═════ Dataset ═════

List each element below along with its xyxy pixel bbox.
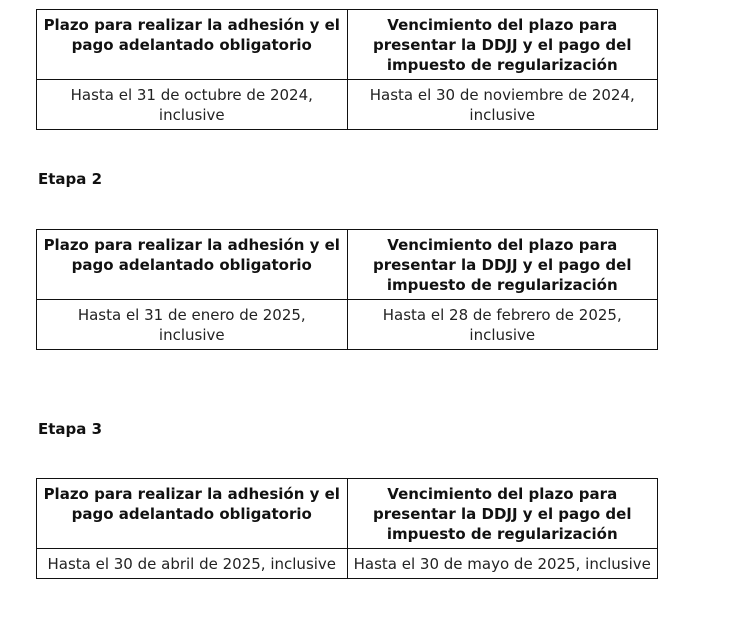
- header-ddjj-deadline: Vencimiento del plazo para presentar la DDJJ y el pago del impuesto de regularización: [347, 230, 658, 300]
- table-header-row: [37, 479, 658, 549]
- header-adhesion-deadline: Plazo para realizar la adhesión y el pago adelantado obligatorio: [37, 10, 348, 80]
- table-row: [37, 300, 658, 350]
- table-row: [37, 549, 658, 579]
- table-row: [37, 80, 658, 130]
- table-header-row: [37, 230, 658, 300]
- cell-adhesion-date: Hasta el 30 de abril de 2025, inclusive: [37, 549, 348, 579]
- header-adhesion-deadline: Plazo para realizar la adhesión y el pago adelantado obligatorio: [37, 479, 348, 549]
- stage-2-table: [36, 229, 658, 350]
- header-ddjj-deadline: Vencimiento del plazo para presentar la DDJJ y el pago del impuesto de regularización: [347, 479, 658, 549]
- stage-1-table: [36, 9, 658, 130]
- stage-3-table: [36, 478, 658, 579]
- header-adhesion-deadline: Plazo para realizar la adhesión y el pago adelantado obligatorio: [37, 230, 348, 300]
- cell-ddjj-date: Hasta el 28 de febrero de 2025, inclusive: [347, 300, 658, 350]
- cell-adhesion-date: Hasta el 31 de octubre de 2024, inclusive: [37, 80, 348, 130]
- cell-ddjj-date: Hasta el 30 de noviembre de 2024, inclusive: [347, 80, 658, 130]
- stage-3-heading: Etapa 3: [38, 420, 103, 438]
- table-header-row: [37, 10, 658, 80]
- cell-adhesion-date: Hasta el 31 de enero de 2025, inclusive: [37, 300, 348, 350]
- header-ddjj-deadline: Vencimiento del plazo para presentar la DDJJ y el pago del impuesto de regularización: [347, 10, 658, 80]
- cell-ddjj-date: Hasta el 30 de mayo de 2025, inclusive: [347, 549, 658, 579]
- stage-2-heading: Etapa 2: [38, 170, 103, 188]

═════

What you are asked to do: Render the data above as a JSON list of strings, one string per line, skipping blank lines and leaving out the picture.

Completed exercise:
[
  "List each element below along with its xyxy pixel bbox.",
  "- header-ddjj-deadline: Vencimiento del plazo para presentar la DDJJ y el pago del impuesto de regularización: [347, 230, 658, 300]",
  "- table-header-row: [37, 479, 658, 549]",
  "- header-adhesion-deadline: Plazo para realizar la adhesión y el pago adelantado obligatorio: [37, 10, 348, 80]",
  "- table-row: [37, 300, 658, 350]",
  "- table-row: [37, 549, 658, 579]",
  "- table-row: [37, 80, 658, 130]",
  "- table-header-row: [37, 230, 658, 300]",
  "- cell-adhesion-date: Hasta el 30 de abril de 2025, inclusive: [37, 549, 348, 579]",
  "- header-adhesion-deadline: Plazo para realizar la adhesión y el pago adelantado obligatorio: [37, 479, 348, 549]",
  "- stage-2-table: [36, 229, 658, 350]",
  "- header-ddjj-deadline: Vencimiento del plazo para presentar la DDJJ y el pago del impuesto de regularización: [347, 479, 658, 549]",
  "- stage-1-table: [36, 9, 658, 130]",
  "- stage-3-table: [36, 478, 658, 579]",
  "- header-adhesion-deadline: Plazo para realizar la adhesión y el pago adelantado obligatorio: [37, 230, 348, 300]",
  "- cell-ddjj-date: Hasta el 28 de febrero de 2025, inclusive: [347, 300, 658, 350]",
  "- cell-adhesion-date: Hasta el 31 de octubre de 2024, inclusive: [37, 80, 348, 130]",
  "- cell-ddjj-date: Hasta el 30 de noviembre de 2024, inclusive: [347, 80, 658, 130]",
  "- stage-3-heading: Etapa 3: [38, 420, 103, 438]",
  "- table-header-row: [37, 10, 658, 80]",
  "- cell-adhesion-date: Hasta el 31 de enero de 2025, inclusive: [37, 300, 348, 350]",
  "- header-ddjj-deadline: Vencimiento del plazo para presentar la DDJJ y el pago del impuesto de regularización: [347, 10, 658, 80]",
  "- cell-ddjj-date: Hasta el 30 de mayo de 2025, inclusive: [347, 549, 658, 579]",
  "- stage-2-heading: Etapa 2: [38, 170, 103, 188]"
]